- WRITTEN PROBLEM
Give the number of lines in the data that hold the word "teams", and nothing else.

§

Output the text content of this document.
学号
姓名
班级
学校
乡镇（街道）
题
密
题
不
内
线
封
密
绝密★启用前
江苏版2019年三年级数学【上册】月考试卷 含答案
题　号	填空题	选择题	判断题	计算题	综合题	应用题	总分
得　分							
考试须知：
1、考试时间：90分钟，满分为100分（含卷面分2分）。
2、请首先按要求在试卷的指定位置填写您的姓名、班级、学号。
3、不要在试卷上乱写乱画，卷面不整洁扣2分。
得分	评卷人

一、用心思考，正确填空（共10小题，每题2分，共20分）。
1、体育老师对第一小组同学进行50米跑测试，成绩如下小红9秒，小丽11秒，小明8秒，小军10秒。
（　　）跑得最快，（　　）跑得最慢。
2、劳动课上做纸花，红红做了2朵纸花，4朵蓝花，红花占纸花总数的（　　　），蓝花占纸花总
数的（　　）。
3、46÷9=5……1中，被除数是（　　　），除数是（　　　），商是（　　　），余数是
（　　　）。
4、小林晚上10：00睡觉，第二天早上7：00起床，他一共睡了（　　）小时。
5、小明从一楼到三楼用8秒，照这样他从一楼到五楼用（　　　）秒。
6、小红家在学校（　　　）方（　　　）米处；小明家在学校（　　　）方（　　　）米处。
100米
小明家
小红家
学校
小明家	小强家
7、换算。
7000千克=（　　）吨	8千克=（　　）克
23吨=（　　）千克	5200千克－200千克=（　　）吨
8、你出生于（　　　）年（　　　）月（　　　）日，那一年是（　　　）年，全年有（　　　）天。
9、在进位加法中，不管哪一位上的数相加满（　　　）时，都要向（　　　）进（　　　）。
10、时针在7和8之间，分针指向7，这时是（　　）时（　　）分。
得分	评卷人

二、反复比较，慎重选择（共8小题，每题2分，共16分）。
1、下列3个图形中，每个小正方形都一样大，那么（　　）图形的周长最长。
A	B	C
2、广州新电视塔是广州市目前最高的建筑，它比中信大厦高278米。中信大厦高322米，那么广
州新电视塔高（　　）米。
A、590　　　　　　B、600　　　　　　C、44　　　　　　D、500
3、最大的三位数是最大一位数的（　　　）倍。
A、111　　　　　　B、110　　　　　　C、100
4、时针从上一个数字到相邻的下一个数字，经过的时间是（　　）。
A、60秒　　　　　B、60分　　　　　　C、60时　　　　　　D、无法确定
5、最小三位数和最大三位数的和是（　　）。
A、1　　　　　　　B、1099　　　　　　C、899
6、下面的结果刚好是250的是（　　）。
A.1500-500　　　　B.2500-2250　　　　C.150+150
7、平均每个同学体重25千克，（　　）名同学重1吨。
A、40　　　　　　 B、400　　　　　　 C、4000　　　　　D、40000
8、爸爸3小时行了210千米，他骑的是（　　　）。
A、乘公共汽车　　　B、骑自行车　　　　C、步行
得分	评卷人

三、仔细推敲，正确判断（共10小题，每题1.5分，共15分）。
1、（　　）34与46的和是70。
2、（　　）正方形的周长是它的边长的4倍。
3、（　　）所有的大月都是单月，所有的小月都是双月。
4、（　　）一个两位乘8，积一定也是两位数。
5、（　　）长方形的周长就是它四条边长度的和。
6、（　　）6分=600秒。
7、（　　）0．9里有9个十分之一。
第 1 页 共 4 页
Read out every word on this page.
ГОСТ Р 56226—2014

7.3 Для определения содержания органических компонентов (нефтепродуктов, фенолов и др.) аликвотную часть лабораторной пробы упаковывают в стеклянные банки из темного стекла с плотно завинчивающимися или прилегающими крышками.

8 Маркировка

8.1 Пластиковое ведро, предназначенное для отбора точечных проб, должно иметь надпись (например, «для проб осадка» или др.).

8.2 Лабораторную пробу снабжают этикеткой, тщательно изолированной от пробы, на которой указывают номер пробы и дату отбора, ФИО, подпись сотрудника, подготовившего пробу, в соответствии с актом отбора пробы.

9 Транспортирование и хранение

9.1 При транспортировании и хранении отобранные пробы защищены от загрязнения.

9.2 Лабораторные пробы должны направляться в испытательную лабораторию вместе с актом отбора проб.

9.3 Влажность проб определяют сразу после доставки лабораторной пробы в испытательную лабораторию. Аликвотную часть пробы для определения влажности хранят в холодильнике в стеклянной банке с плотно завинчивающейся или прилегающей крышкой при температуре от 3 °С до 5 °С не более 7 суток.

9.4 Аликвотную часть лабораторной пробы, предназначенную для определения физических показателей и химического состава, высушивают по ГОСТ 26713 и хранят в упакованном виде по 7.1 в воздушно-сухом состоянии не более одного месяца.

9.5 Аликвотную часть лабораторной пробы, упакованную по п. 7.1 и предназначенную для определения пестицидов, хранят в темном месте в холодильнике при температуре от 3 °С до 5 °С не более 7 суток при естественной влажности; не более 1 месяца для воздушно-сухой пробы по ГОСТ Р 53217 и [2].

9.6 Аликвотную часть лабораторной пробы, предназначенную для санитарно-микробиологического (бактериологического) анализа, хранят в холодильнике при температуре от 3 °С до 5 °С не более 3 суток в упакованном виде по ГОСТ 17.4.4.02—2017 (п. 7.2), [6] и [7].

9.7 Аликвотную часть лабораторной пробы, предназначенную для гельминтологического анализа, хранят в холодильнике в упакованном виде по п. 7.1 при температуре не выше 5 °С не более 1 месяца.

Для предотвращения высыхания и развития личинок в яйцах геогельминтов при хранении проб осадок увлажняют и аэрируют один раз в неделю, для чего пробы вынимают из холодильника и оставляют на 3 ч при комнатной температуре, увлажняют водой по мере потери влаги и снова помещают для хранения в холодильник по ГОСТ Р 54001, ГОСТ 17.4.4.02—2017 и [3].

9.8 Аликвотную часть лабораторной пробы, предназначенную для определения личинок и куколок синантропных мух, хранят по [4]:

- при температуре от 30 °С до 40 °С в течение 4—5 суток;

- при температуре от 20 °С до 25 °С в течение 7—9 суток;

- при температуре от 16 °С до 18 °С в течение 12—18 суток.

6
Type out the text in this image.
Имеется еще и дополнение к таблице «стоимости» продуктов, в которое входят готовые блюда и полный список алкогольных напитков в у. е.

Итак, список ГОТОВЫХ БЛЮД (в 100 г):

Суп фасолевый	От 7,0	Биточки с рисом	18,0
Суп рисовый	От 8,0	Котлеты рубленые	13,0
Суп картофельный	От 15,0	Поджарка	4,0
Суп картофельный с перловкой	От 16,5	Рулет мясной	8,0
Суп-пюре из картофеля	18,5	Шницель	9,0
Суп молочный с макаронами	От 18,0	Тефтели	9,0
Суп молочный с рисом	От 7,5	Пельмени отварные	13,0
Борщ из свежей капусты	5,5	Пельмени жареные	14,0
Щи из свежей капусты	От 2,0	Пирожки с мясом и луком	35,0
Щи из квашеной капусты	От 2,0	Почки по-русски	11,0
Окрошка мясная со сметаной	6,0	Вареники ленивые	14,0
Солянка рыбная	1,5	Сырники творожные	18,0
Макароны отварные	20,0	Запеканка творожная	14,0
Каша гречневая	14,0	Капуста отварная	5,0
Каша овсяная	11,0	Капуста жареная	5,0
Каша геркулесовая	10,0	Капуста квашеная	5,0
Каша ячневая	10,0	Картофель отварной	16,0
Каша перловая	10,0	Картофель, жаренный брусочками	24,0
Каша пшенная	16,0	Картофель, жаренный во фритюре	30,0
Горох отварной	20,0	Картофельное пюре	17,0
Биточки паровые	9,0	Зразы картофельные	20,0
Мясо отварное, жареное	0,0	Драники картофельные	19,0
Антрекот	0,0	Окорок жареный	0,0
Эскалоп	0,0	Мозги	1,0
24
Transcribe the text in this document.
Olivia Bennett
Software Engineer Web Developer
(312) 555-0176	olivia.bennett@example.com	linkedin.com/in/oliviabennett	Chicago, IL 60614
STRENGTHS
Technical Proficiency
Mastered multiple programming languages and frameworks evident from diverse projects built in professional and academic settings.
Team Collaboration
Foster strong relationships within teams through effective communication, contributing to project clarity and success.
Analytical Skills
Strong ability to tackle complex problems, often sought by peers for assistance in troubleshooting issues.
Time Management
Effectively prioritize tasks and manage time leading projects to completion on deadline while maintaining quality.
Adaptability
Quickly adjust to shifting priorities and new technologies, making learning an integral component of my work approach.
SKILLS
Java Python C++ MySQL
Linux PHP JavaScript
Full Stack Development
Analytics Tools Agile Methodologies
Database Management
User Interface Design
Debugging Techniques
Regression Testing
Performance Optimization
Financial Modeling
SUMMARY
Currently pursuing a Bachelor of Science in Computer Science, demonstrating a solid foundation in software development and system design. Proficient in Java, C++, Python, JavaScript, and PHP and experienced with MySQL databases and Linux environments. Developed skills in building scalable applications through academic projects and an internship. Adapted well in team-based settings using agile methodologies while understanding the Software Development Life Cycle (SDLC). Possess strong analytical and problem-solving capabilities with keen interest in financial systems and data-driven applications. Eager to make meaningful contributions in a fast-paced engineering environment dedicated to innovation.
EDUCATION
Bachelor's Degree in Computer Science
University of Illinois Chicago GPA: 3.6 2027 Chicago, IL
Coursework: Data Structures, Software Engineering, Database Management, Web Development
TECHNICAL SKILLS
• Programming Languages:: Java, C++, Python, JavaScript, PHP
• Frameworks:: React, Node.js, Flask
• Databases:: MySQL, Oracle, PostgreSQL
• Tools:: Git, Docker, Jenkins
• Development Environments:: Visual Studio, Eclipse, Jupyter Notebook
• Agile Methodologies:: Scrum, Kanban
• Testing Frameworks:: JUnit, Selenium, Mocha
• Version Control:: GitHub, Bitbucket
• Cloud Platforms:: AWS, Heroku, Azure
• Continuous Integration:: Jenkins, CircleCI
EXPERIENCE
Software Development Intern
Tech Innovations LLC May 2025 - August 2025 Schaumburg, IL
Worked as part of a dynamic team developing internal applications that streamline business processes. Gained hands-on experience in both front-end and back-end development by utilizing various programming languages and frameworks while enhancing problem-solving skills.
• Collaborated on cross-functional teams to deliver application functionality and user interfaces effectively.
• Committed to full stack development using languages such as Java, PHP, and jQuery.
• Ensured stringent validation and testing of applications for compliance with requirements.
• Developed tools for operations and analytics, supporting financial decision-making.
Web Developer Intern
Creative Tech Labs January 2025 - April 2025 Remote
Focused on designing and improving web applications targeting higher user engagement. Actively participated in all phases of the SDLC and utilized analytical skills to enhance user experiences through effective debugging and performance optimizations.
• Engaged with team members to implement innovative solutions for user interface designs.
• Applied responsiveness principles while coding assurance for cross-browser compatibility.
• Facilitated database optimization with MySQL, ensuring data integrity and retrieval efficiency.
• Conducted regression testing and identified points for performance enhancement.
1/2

§

- WORKED SOLUTION
2